- _Short problem_
Return each line of the data below verbatim; pictures are to be left out.

-- start Provided data --

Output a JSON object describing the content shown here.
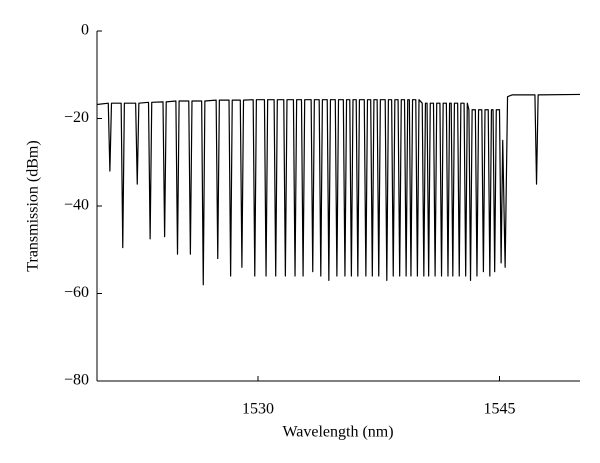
{
  "chart_data": {
    "type": "line",
    "x_label": "Wavelength (nm)",
    "y_label": "Transmission (dBm)",
    "xlim": [
      1520,
      1550
    ],
    "ylim": [
      -80,
      0
    ],
    "xticks": [
      1530,
      1545
    ],
    "yticks": [
      {
        "value": -80,
        "label": "−80"
      },
      {
        "value": -60,
        "label": "−60"
      },
      {
        "value": -40,
        "label": "−40"
      },
      {
        "value": -20,
        "label": "−20"
      },
      0
    ],
    "series": [
      {
        "color": "#000000",
        "x": [
          1520,
          1520.7,
          1520.8,
          1520.9,
          1521.5,
          1521.6,
          1521.7,
          1522.4,
          1522.5,
          1522.6,
          1523.2,
          1523.3,
          1523.4,
          1524.1,
          1524.2,
          1524.3,
          1524.9,
          1525,
          1525.1,
          1525.7,
          1525.8,
          1525.9,
          1526.5,
          1526.6,
          1526.7,
          1527.4,
          1527.5,
          1527.6,
          1528.2,
          1528.3,
          1528.4,
          1528.9,
          1529,
          1529.1,
          1529.7,
          1529.8,
          1529.9,
          1530.4,
          1530.5,
          1530.6,
          1531,
          1531.1,
          1531.2,
          1531.6,
          1531.7,
          1531.8,
          1532.2,
          1532.3,
          1532.4,
          1532.7,
          1532.8,
          1532.9,
          1533.3,
          1533.4,
          1533.5,
          1533.8,
          1533.9,
          1534,
          1534.3,
          1534.4,
          1534.5,
          1534.8,
          1534.9,
          1535,
          1535.3,
          1535.4,
          1535.5,
          1535.7,
          1535.8,
          1535.9,
          1536.1,
          1536.2,
          1536.3,
          1536.6,
          1536.7,
          1536.8,
          1537,
          1537.1,
          1537.2,
          1537.4,
          1537.5,
          1537.6,
          1537.9,
          1538,
          1538.1,
          1538.3,
          1538.4,
          1538.5,
          1538.7,
          1538.8,
          1538.9,
          1539.1,
          1539.2,
          1539.3,
          1539.4,
          1539.5,
          1539.6,
          1539.8,
          1539.9,
          1540,
          1540.2,
          1540.3,
          1540.4,
          1540.5,
          1540.6,
          1540.7,
          1540.9,
          1541,
          1541.1,
          1541.3,
          1541.4,
          1541.5,
          1541.7,
          1541.8,
          1541.9,
          1542,
          1542.1,
          1542.2,
          1542.4,
          1542.5,
          1542.6,
          1542.8,
          1542.9,
          1543,
          1543.1,
          1543.2,
          1543.3,
          1543.5,
          1543.6,
          1543.7,
          1543.9,
          1544,
          1544.1,
          1544.3,
          1544.4,
          1544.5,
          1544.6,
          1544.7,
          1544.8,
          1545,
          1545.1,
          1545.2,
          1545.35,
          1545.5,
          1545.8,
          1547.2,
          1547.3,
          1547.4,
          1550
        ],
        "values": [
          -16.8,
          -16.5,
          -32,
          -16.5,
          -16.5,
          -49.5,
          -16.5,
          -16.5,
          -35,
          -16.5,
          -16.3,
          -47.5,
          -16.3,
          -16.2,
          -47,
          -16.2,
          -16,
          -51,
          -16,
          -16,
          -51,
          -16,
          -16,
          -58,
          -16,
          -15.8,
          -52,
          -15.8,
          -15.8,
          -56,
          -15.8,
          -15.8,
          -54,
          -15.8,
          -15.7,
          -56,
          -15.7,
          -15.7,
          -56,
          -15.7,
          -15.7,
          -56,
          -15.7,
          -15.7,
          -56,
          -15.7,
          -15.7,
          -56,
          -15.7,
          -15.7,
          -56,
          -15.7,
          -15.7,
          -55,
          -15.7,
          -15.7,
          -56,
          -15.7,
          -15.7,
          -57,
          -15.7,
          -15.7,
          -56,
          -15.7,
          -15.7,
          -56,
          -15.7,
          -15.7,
          -56,
          -15.7,
          -15.7,
          -56,
          -15.7,
          -15.7,
          -56,
          -15.7,
          -15.7,
          -56,
          -15.7,
          -15.7,
          -56,
          -15.7,
          -15.7,
          -57,
          -15.7,
          -15.7,
          -56,
          -15.7,
          -15.7,
          -56,
          -15.7,
          -15.7,
          -56,
          -15.7,
          -15.7,
          -56,
          -15.7,
          -15.7,
          -56,
          -15.7,
          -16.5,
          -56,
          -16.5,
          -16.5,
          -56,
          -16.5,
          -16.5,
          -56,
          -16.5,
          -16.5,
          -56,
          -16.5,
          -16.5,
          -56,
          -16.5,
          -16.5,
          -56,
          -16.5,
          -16.5,
          -56,
          -16.5,
          -16.5,
          -56,
          -16.5,
          -18,
          -57,
          -18,
          -18,
          -56,
          -18,
          -18,
          -55,
          -18,
          -18,
          -56,
          -18,
          -18,
          -55,
          -18,
          -18,
          -53,
          -25,
          -54,
          -15,
          -14.6,
          -14.6,
          -35,
          -14.6,
          -14.5
        ]
      }
    ]
  }
}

-- end Provided data --

- _Task output_
Output a JSON object describing the content shown here.
{
  "chart_data": {
    "type": "line",
    "x_label": "Wavelength (nm)",
    "y_label": "Transmission (dBm)",
    "xlim": [
      1520,
      1550
    ],
    "ylim": [
      -80,
      0
    ],
    "xticks": [
      1530,
      1545
    ],
    "yticks": [
      {
        "value": -80,
        "label": "−80"
      },
      {
        "value": -60,
        "label": "−60"
      },
      {
        "value": -40,
        "label": "−40"
      },
      {
        "value": -20,
        "label": "−20"
      },
      0
    ],
    "series": [
      {
        "color": "#000000",
        "x": [
          1520,
          1520.7,
          1520.8,
          1520.9,
          1521.5,
          1521.6,
          1521.7,
          1522.4,
          1522.5,
          1522.6,
          1523.2,
          1523.3,
          1523.4,
          1524.1,
          1524.2,
          1524.3,
          1524.9,
          1525,
          1525.1,
          1525.7,
          1525.8,
          1525.9,
          1526.5,
          1526.6,
          1526.7,
          1527.4,
          1527.5,
          1527.6,
          1528.2,
          1528.3,
          1528.4,
          1528.9,
          1529,
          1529.1,
          1529.7,
          1529.8,
          1529.9,
          1530.4,
          1530.5,
          1530.6,
          1531,
          1531.1,
          1531.2,
          1531.6,
          1531.7,
          1531.8,
          1532.2,
          1532.3,
          1532.4,
          1532.7,
          1532.8,
          1532.9,
          1533.3,
          1533.4,
          1533.5,
          1533.8,
          1533.9,
          1534,
          1534.3,
          1534.4,
          1534.5,
          1534.8,
          1534.9,
          1535,
          1535.3,
          1535.4,
          1535.5,
          1535.7,
          1535.8,
          1535.9,
          1536.1,
          1536.2,
          1536.3,
          1536.6,
          1536.7,
          1536.8,
          1537,
          1537.1,
          1537.2,
          1537.4,
          1537.5,
          1537.6,
          1537.9,
          1538,
          1538.1,
          1538.3,
          1538.4,
          1538.5,
          1538.7,
          1538.8,
          1538.9,
          1539.1,
          1539.2,
          1539.3,
          1539.4,
          1539.5,
          1539.6,
          1539.8,
          1539.9,
          1540,
          1540.2,
          1540.3,
          1540.4,
          1540.5,
          1540.6,
          1540.7,
          1540.9,
          1541,
          1541.1,
          1541.3,
          1541.4,
          1541.5,
          1541.7,
          1541.8,
          1541.9,
          1542,
          1542.1,
          1542.2,
          1542.4,
          1542.5,
          1542.6,
          1542.8,
          1542.9,
          1543,
          1543.1,
          1543.2,
          1543.3,
          1543.5,
          1543.6,
          1543.7,
          1543.9,
          1544,
          1544.1,
          1544.3,
          1544.4,
          1544.5,
          1544.6,
          1544.7,
          1544.8,
          1545,
          1545.1,
          1545.2,
          1545.35,
          1545.5,
          1545.8,
          1547.2,
          1547.3,
          1547.4,
          1550
        ],
        "values": [
          -16.8,
          -16.5,
          -32,
          -16.5,
          -16.5,
          -49.5,
          -16.5,
          -16.5,
          -35,
          -16.5,
          -16.3,
          -47.5,
          -16.3,
          -16.2,
          -47,
          -16.2,
          -16,
          -51,
          -16,
          -16,
          -51,
          -16,
          -16,
          -58,
          -16,
          -15.8,
          -52,
          -15.8,
          -15.8,
          -56,
          -15.8,
          -15.8,
          -54,
          -15.8,
          -15.7,
          -56,
          -15.7,
          -15.7,
          -56,
          -15.7,
          -15.7,
          -56,
          -15.7,
          -15.7,
          -56,
          -15.7,
          -15.7,
          -56,
          -15.7,
          -15.7,
          -56,
          -15.7,
          -15.7,
          -55,
          -15.7,
          -15.7,
          -56,
          -15.7,
          -15.7,
          -57,
          -15.7,
          -15.7,
          -56,
          -15.7,
          -15.7,
          -56,
          -15.7,
          -15.7,
          -56,
          -15.7,
          -15.7,
          -56,
          -15.7,
          -15.7,
          -56,
          -15.7,
          -15.7,
          -56,
          -15.7,
          -15.7,
          -56,
          -15.7,
          -15.7,
          -57,
          -15.7,
          -15.7,
          -56,
          -15.7,
          -15.7,
          -56,
          -15.7,
          -15.7,
          -56,
          -15.7,
          -15.7,
          -56,
          -15.7,
          -15.7,
          -56,
          -15.7,
          -16.5,
          -56,
          -16.5,
          -16.5,
          -56,
          -16.5,
          -16.5,
          -56,
          -16.5,
          -16.5,
          -56,
          -16.5,
          -16.5,
          -56,
          -16.5,
          -16.5,
          -56,
          -16.5,
          -16.5,
          -56,
          -16.5,
          -16.5,
          -56,
          -16.5,
          -18,
          -57,
          -18,
          -18,
          -56,
          -18,
          -18,
          -55,
          -18,
          -18,
          -56,
          -18,
          -18,
          -55,
          -18,
          -18,
          -53,
          -25,
          -54,
          -15,
          -14.6,
          -14.6,
          -35,
          -14.6,
          -14.5
        ]
      }
    ]
  }
}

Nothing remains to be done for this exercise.